**** GIVEN DATA

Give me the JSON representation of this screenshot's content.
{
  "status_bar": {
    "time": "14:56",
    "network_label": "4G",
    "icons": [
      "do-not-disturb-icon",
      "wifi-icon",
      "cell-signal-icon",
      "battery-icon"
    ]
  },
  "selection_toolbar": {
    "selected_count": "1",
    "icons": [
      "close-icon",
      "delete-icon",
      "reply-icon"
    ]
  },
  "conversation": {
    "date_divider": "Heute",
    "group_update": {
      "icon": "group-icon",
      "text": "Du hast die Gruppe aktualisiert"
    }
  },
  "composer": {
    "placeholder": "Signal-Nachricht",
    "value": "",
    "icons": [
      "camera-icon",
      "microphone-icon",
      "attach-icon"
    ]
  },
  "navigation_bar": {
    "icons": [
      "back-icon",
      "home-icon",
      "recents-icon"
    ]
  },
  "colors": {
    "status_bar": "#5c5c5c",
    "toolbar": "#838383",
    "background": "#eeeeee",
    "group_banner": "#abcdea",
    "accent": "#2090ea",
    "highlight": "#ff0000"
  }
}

********
**** GIVEN DATA

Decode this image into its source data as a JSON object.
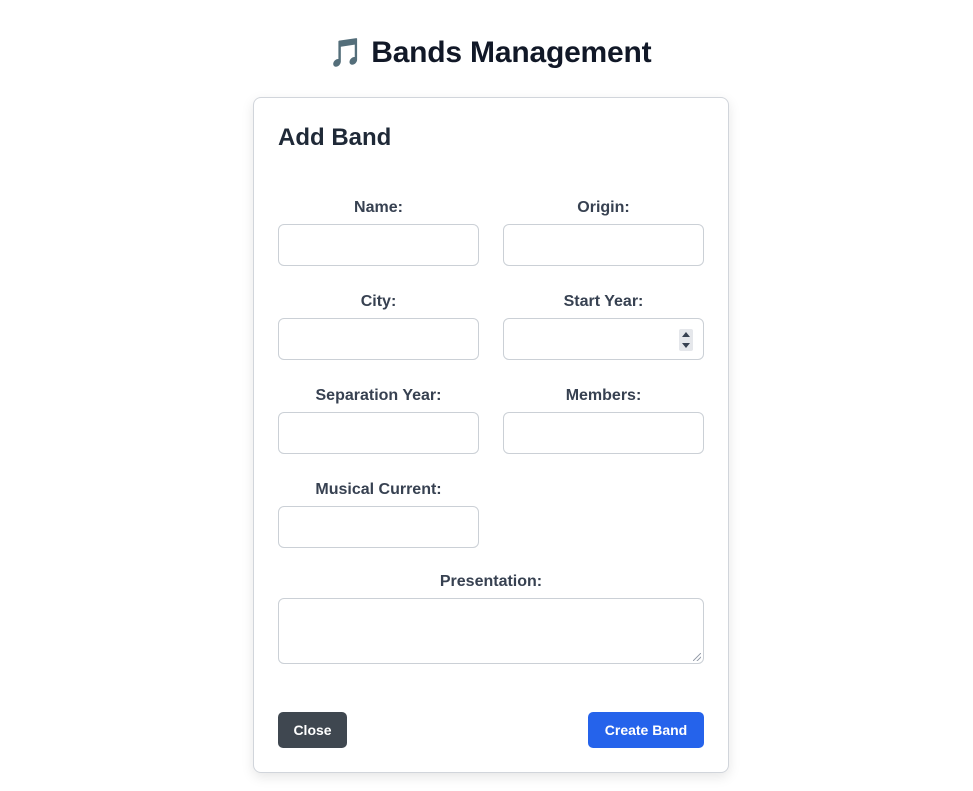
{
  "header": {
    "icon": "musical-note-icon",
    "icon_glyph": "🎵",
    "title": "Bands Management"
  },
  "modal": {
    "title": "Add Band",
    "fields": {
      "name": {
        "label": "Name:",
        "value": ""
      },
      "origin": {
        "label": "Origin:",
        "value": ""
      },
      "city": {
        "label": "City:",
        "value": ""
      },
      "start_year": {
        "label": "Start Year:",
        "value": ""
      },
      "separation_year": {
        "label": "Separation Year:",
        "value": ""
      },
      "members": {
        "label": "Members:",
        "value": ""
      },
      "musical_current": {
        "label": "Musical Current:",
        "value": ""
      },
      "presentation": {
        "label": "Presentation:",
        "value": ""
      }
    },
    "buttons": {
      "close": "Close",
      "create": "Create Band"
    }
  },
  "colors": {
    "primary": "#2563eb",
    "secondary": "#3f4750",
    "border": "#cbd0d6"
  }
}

********

SHORT PROBLEM >>
Using the listing above, return all lines where the word "title" occurs.

CORRECT OUTPUT >>
    "title": "Bands Management"
    "title": "Add Band",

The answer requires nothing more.